--- START DATA ROWS ---

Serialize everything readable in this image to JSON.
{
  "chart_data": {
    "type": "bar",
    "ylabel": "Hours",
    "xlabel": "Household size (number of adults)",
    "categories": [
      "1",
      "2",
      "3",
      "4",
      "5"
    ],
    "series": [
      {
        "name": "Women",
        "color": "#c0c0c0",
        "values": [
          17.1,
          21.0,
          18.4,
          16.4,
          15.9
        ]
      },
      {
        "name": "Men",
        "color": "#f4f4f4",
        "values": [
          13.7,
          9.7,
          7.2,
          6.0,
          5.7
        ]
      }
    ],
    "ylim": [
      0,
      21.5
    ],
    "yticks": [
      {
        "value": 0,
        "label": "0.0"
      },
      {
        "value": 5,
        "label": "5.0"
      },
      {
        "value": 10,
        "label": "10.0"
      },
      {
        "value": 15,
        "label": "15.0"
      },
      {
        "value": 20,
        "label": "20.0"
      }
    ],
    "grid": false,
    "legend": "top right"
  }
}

--- END DATA ROWS ---

WORK TO BE COMPLETED - Each record above should be repeated exactly as it appears.

SOLVED PROBLEM -
Serialize everything readable in this image to JSON.
{
  "chart_data": {
    "type": "bar",
    "ylabel": "Hours",
    "xlabel": "Household size (number of adults)",
    "categories": [
      "1",
      "2",
      "3",
      "4",
      "5"
    ],
    "series": [
      {
        "name": "Women",
        "color": "#c0c0c0",
        "values": [
          17.1,
          21.0,
          18.4,
          16.4,
          15.9
        ]
      },
      {
        "name": "Men",
        "color": "#f4f4f4",
        "values": [
          13.7,
          9.7,
          7.2,
          6.0,
          5.7
        ]
      }
    ],
    "ylim": [
      0,
      21.5
    ],
    "yticks": [
      {
        "value": 0,
        "label": "0.0"
      },
      {
        "value": 5,
        "label": "5.0"
      },
      {
        "value": 10,
        "label": "10.0"
      },
      {
        "value": 15,
        "label": "15.0"
      },
      {
        "value": 20,
        "label": "20.0"
      }
    ],
    "grid": false,
    "legend": "top right"
  }
}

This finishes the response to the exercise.